[Items from a dataset]
---*---
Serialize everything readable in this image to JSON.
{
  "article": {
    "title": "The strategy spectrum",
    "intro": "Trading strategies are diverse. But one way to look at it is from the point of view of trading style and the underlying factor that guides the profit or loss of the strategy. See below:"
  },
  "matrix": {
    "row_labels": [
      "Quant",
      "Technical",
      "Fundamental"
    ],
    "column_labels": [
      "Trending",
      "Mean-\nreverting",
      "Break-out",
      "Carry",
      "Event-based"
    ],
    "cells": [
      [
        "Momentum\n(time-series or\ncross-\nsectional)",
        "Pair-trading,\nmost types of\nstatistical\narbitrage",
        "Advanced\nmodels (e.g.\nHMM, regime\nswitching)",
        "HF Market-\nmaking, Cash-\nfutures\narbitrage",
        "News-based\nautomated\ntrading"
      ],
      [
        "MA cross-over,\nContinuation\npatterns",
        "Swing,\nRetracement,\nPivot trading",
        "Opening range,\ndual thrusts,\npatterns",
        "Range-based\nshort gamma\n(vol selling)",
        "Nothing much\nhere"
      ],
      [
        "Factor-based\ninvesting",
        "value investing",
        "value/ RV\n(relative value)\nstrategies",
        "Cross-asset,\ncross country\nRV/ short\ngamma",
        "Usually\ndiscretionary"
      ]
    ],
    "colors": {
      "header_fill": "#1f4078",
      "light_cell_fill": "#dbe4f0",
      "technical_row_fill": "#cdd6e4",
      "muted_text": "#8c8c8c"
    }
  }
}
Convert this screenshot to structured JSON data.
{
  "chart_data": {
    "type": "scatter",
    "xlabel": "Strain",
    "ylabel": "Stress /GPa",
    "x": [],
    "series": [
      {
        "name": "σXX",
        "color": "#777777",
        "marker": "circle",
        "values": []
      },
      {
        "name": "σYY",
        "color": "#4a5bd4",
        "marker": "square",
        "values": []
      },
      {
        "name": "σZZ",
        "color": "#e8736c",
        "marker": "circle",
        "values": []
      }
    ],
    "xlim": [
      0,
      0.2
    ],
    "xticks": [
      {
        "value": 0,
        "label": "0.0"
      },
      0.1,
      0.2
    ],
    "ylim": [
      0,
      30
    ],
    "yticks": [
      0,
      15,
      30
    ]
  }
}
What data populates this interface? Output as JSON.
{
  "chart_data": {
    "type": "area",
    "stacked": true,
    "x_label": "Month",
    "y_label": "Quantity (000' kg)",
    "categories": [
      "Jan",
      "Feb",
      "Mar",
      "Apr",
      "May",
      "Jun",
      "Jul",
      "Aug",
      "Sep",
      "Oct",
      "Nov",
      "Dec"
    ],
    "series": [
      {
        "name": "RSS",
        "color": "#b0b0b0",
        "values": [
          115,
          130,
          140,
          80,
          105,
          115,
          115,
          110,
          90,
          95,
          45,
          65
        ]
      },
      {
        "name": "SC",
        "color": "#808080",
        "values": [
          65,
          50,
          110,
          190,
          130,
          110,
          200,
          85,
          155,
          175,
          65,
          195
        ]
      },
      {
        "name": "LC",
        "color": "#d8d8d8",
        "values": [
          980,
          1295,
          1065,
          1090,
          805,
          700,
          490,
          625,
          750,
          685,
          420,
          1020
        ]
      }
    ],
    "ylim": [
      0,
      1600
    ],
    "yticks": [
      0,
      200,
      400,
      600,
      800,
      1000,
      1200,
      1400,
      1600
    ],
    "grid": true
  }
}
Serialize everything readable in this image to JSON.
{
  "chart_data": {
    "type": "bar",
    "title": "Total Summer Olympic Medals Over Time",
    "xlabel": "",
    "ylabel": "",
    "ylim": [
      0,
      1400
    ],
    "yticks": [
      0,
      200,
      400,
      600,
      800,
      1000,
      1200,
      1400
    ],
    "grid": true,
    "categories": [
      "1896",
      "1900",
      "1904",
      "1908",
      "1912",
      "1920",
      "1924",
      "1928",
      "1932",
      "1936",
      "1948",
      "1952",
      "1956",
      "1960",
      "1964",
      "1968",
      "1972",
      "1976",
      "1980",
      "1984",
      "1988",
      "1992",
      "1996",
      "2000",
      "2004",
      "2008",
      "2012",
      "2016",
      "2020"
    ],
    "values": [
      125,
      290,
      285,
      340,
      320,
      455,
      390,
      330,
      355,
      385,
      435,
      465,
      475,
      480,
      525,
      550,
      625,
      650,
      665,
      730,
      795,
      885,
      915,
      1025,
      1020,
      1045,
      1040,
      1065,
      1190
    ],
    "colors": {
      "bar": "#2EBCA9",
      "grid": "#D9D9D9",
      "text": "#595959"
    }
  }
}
---*---
▶ _Aim_:
Set all of the entries down again, exactly as they were given.

▶ _Finished exercise_:
Serialize everything readable in this image to JSON.
{
  "article": {
    "title": "The strategy spectrum",
    "intro": "Trading strategies are diverse. But one way to look at it is from the point of view of trading style and the underlying factor that guides the profit or loss of the strategy. See below:"
  },
  "matrix": {
    "row_labels": [
      "Quant",
      "Technical",
      "Fundamental"
    ],
    "column_labels": [
      "Trending",
      "Mean-\nreverting",
      "Break-out",
      "Carry",
      "Event-based"
    ],
    "cells": [
      [
        "Momentum\n(time-series or\ncross-\nsectional)",
        "Pair-trading,\nmost types of\nstatistical\narbitrage",
        "Advanced\nmodels (e.g.\nHMM, regime\nswitching)",
        "HF Market-\nmaking, Cash-\nfutures\narbitrage",
        "News-based\nautomated\ntrading"
      ],
      [
        "MA cross-over,\nContinuation\npatterns",
        "Swing,\nRetracement,\nPivot trading",
        "Opening range,\ndual thrusts,\npatterns",
        "Range-based\nshort gamma\n(vol selling)",
        "Nothing much\nhere"
      ],
      [
        "Factor-based\ninvesting",
        "value investing",
        "value/ RV\n(relative value)\nstrategies",
        "Cross-asset,\ncross country\nRV/ short\ngamma",
        "Usually\ndiscretionary"
      ]
    ],
    "colors": {
      "header_fill": "#1f4078",
      "light_cell_fill": "#dbe4f0",
      "technical_row_fill": "#cdd6e4",
      "muted_text": "#8c8c8c"
    }
  }
}
Convert this screenshot to structured JSON data.
{
  "chart_data": {
    "type": "scatter",
    "xlabel": "Strain",
    "ylabel": "Stress /GPa",
    "x": [],
    "series": [
      {
        "name": "σXX",
        "color": "#777777",
        "marker": "circle",
        "values": []
      },
      {
        "name": "σYY",
        "color": "#4a5bd4",
        "marker": "square",
        "values": []
      },
      {
        "name": "σZZ",
        "color": "#e8736c",
        "marker": "circle",
        "values": []
      }
    ],
    "xlim": [
      0,
      0.2
    ],
    "xticks": [
      {
        "value": 0,
        "label": "0.0"
      },
      0.1,
      0.2
    ],
    "ylim": [
      0,
      30
    ],
    "yticks": [
      0,
      15,
      30
    ]
  }
}
What data populates this interface? Output as JSON.
{
  "chart_data": {
    "type": "area",
    "stacked": true,
    "x_label": "Month",
    "y_label": "Quantity (000' kg)",
    "categories": [
      "Jan",
      "Feb",
      "Mar",
      "Apr",
      "May",
      "Jun",
      "Jul",
      "Aug",
      "Sep",
      "Oct",
      "Nov",
      "Dec"
    ],
    "series": [
      {
        "name": "RSS",
        "color": "#b0b0b0",
        "values": [
          115,
          130,
          140,
          80,
          105,
          115,
          115,
          110,
          90,
          95,
          45,
          65
        ]
      },
      {
        "name": "SC",
        "color": "#808080",
        "values": [
          65,
          50,
          110,
          190,
          130,
          110,
          200,
          85,
          155,
          175,
          65,
          195
        ]
      },
      {
        "name": "LC",
        "color": "#d8d8d8",
        "values": [
          980,
          1295,
          1065,
          1090,
          805,
          700,
          490,
          625,
          750,
          685,
          420,
          1020
        ]
      }
    ],
    "ylim": [
      0,
      1600
    ],
    "yticks": [
      0,
      200,
      400,
      600,
      800,
      1000,
      1200,
      1400,
      1600
    ],
    "grid": true
  }
}
Serialize everything readable in this image to JSON.
{
  "chart_data": {
    "type": "bar",
    "title": "Total Summer Olympic Medals Over Time",
    "xlabel": "",
    "ylabel": "",
    "ylim": [
      0,
      1400
    ],
    "yticks": [
      0,
      200,
      400,
      600,
      800,
      1000,
      1200,
      1400
    ],
    "grid": true,
    "categories": [
      "1896",
      "1900",
      "1904",
      "1908",
      "1912",
      "1920",
      "1924",
      "1928",
      "1932",
      "1936",
      "1948",
      "1952",
      "1956",
      "1960",
      "1964",
      "1968",
      "1972",
      "1976",
      "1980",
      "1984",
      "1988",
      "1992",
      "1996",
      "2000",
      "2004",
      "2008",
      "2012",
      "2016",
      "2020"
    ],
    "values": [
      125,
      290,
      285,
      340,
      320,
      455,
      390,
      330,
      355,
      385,
      435,
      465,
      475,
      480,
      525,
      550,
      625,
      650,
      665,
      730,
      795,
      885,
      915,
      1025,
      1020,
      1045,
      1040,
      1065,
      1190
    ],
    "colors": {
      "bar": "#2EBCA9",
      "grid": "#D9D9D9",
      "text": "#595959"
    }
  }
}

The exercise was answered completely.